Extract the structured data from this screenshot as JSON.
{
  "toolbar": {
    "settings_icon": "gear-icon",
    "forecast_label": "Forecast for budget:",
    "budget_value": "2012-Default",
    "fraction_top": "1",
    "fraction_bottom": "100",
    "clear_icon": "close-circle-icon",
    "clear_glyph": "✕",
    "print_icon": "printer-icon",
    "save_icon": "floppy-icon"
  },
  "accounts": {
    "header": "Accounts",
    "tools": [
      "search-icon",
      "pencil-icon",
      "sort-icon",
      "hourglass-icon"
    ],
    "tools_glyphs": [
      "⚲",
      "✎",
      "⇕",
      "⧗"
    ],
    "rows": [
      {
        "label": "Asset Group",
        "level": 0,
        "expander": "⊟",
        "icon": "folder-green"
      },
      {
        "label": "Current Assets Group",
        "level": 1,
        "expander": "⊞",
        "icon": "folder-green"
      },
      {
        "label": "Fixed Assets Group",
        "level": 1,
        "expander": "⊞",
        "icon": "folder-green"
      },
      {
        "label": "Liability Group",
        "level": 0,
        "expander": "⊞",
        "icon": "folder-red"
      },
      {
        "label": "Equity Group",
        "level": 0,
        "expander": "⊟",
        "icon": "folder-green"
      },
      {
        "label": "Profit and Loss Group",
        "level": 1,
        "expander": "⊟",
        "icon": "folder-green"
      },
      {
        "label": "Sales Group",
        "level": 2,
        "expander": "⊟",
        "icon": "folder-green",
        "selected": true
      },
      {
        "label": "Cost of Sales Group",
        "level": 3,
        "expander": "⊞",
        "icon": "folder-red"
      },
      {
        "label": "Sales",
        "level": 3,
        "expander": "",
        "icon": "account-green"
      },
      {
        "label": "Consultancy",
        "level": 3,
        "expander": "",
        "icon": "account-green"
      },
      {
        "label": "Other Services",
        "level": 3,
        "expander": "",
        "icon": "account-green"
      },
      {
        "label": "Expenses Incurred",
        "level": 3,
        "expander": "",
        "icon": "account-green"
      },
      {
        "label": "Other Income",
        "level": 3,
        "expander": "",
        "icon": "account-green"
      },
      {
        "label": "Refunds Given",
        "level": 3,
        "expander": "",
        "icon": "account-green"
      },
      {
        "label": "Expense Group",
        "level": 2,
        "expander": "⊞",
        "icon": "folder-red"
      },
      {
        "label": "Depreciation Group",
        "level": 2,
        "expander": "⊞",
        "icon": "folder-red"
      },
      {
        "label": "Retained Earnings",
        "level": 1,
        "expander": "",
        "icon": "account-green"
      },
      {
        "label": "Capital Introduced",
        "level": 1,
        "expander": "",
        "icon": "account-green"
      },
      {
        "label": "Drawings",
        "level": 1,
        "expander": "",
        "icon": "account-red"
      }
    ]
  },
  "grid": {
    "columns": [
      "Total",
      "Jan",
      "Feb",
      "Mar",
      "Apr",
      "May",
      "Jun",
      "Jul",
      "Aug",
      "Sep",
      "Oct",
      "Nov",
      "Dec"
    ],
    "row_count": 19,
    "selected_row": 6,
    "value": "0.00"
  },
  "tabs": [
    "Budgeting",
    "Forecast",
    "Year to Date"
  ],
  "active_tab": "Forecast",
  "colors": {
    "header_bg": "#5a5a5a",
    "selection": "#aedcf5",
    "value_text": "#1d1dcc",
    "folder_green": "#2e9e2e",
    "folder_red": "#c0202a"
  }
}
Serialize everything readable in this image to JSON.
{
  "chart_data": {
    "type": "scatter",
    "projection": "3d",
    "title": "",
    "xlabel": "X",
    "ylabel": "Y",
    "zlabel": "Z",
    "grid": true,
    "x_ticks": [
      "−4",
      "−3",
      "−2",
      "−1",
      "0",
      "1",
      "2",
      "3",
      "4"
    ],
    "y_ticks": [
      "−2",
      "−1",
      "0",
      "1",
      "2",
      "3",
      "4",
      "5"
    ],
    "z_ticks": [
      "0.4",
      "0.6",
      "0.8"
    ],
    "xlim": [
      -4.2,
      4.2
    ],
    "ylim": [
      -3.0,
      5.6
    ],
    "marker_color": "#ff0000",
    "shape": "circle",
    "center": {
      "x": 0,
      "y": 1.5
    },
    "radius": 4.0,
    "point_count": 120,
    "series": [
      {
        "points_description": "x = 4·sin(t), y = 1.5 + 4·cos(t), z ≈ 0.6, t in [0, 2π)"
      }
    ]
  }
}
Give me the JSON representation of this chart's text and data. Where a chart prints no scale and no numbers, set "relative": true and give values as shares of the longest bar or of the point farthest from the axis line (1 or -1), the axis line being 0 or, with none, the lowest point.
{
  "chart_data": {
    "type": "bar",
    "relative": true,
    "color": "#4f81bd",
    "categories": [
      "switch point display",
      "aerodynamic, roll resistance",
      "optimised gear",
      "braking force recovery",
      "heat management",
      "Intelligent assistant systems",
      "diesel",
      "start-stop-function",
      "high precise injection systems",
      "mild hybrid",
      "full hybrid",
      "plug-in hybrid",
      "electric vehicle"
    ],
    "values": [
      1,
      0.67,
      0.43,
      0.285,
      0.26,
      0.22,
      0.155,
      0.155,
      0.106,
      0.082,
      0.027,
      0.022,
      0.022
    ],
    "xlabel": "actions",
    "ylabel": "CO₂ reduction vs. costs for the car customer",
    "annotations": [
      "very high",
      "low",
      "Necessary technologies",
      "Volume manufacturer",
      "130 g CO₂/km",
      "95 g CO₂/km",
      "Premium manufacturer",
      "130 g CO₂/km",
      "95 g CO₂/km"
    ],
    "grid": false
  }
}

▸ **GOAL OF THE EXERCISE**
From the records above, extract every entry exactly as given.

▸ **EXERCISE SOLUTION**
Extract the structured data from this screenshot as JSON.
{
  "toolbar": {
    "settings_icon": "gear-icon",
    "forecast_label": "Forecast for budget:",
    "budget_value": "2012-Default",
    "fraction_top": "1",
    "fraction_bottom": "100",
    "clear_icon": "close-circle-icon",
    "clear_glyph": "✕",
    "print_icon": "printer-icon",
    "save_icon": "floppy-icon"
  },
  "accounts": {
    "header": "Accounts",
    "tools": [
      "search-icon",
      "pencil-icon",
      "sort-icon",
      "hourglass-icon"
    ],
    "tools_glyphs": [
      "⚲",
      "✎",
      "⇕",
      "⧗"
    ],
    "rows": [
      {
        "label": "Asset Group",
        "level": 0,
        "expander": "⊟",
        "icon": "folder-green"
      },
      {
        "label": "Current Assets Group",
        "level": 1,
        "expander": "⊞",
        "icon": "folder-green"
      },
      {
        "label": "Fixed Assets Group",
        "level": 1,
        "expander": "⊞",
        "icon": "folder-green"
      },
      {
        "label": "Liability Group",
        "level": 0,
        "expander": "⊞",
        "icon": "folder-red"
      },
      {
        "label": "Equity Group",
        "level": 0,
        "expander": "⊟",
        "icon": "folder-green"
      },
      {
        "label": "Profit and Loss Group",
        "level": 1,
        "expander": "⊟",
        "icon": "folder-green"
      },
      {
        "label": "Sales Group",
        "level": 2,
        "expander": "⊟",
        "icon": "folder-green",
        "selected": true
      },
      {
        "label": "Cost of Sales Group",
        "level": 3,
        "expander": "⊞",
        "icon": "folder-red"
      },
      {
        "label": "Sales",
        "level": 3,
        "expander": "",
        "icon": "account-green"
      },
      {
        "label": "Consultancy",
        "level": 3,
        "expander": "",
        "icon": "account-green"
      },
      {
        "label": "Other Services",
        "level": 3,
        "expander": "",
        "icon": "account-green"
      },
      {
        "label": "Expenses Incurred",
        "level": 3,
        "expander": "",
        "icon": "account-green"
      },
      {
        "label": "Other Income",
        "level": 3,
        "expander": "",
        "icon": "account-green"
      },
      {
        "label": "Refunds Given",
        "level": 3,
        "expander": "",
        "icon": "account-green"
      },
      {
        "label": "Expense Group",
        "level": 2,
        "expander": "⊞",
        "icon": "folder-red"
      },
      {
        "label": "Depreciation Group",
        "level": 2,
        "expander": "⊞",
        "icon": "folder-red"
      },
      {
        "label": "Retained Earnings",
        "level": 1,
        "expander": "",
        "icon": "account-green"
      },
      {
        "label": "Capital Introduced",
        "level": 1,
        "expander": "",
        "icon": "account-green"
      },
      {
        "label": "Drawings",
        "level": 1,
        "expander": "",
        "icon": "account-red"
      }
    ]
  },
  "grid": {
    "columns": [
      "Total",
      "Jan",
      "Feb",
      "Mar",
      "Apr",
      "May",
      "Jun",
      "Jul",
      "Aug",
      "Sep",
      "Oct",
      "Nov",
      "Dec"
    ],
    "row_count": 19,
    "selected_row": 6,
    "value": "0.00"
  },
  "tabs": [
    "Budgeting",
    "Forecast",
    "Year to Date"
  ],
  "active_tab": "Forecast",
  "colors": {
    "header_bg": "#5a5a5a",
    "selection": "#aedcf5",
    "value_text": "#1d1dcc",
    "folder_green": "#2e9e2e",
    "folder_red": "#c0202a"
  }
}
Serialize everything readable in this image to JSON.
{
  "chart_data": {
    "type": "scatter",
    "projection": "3d",
    "title": "",
    "xlabel": "X",
    "ylabel": "Y",
    "zlabel": "Z",
    "grid": true,
    "x_ticks": [
      "−4",
      "−3",
      "−2",
      "−1",
      "0",
      "1",
      "2",
      "3",
      "4"
    ],
    "y_ticks": [
      "−2",
      "−1",
      "0",
      "1",
      "2",
      "3",
      "4",
      "5"
    ],
    "z_ticks": [
      "0.4",
      "0.6",
      "0.8"
    ],
    "xlim": [
      -4.2,
      4.2
    ],
    "ylim": [
      -3.0,
      5.6
    ],
    "marker_color": "#ff0000",
    "shape": "circle",
    "center": {
      "x": 0,
      "y": 1.5
    },
    "radius": 4.0,
    "point_count": 120,
    "series": [
      {
        "points_description": "x = 4·sin(t), y = 1.5 + 4·cos(t), z ≈ 0.6, t in [0, 2π)"
      }
    ]
  }
}
Give me the JSON representation of this chart's text and data. Where a chart prints no scale and no numbers, set "relative": true and give values as shares of the longest bar or of the point farthest from the axis line (1 or -1), the axis line being 0 or, with none, the lowest point.
{
  "chart_data": {
    "type": "bar",
    "relative": true,
    "color": "#4f81bd",
    "categories": [
      "switch point display",
      "aerodynamic, roll resistance",
      "optimised gear",
      "braking force recovery",
      "heat management",
      "Intelligent assistant systems",
      "diesel",
      "start-stop-function",
      "high precise injection systems",
      "mild hybrid",
      "full hybrid",
      "plug-in hybrid",
      "electric vehicle"
    ],
    "values": [
      1,
      0.67,
      0.43,
      0.285,
      0.26,
      0.22,
      0.155,
      0.155,
      0.106,
      0.082,
      0.027,
      0.022,
      0.022
    ],
    "xlabel": "actions",
    "ylabel": "CO₂ reduction vs. costs for the car customer",
    "annotations": [
      "very high",
      "low",
      "Necessary technologies",
      "Volume manufacturer",
      "130 g CO₂/km",
      "95 g CO₂/km",
      "Premium manufacturer",
      "130 g CO₂/km",
      "95 g CO₂/km"
    ],
    "grid": false
  }
}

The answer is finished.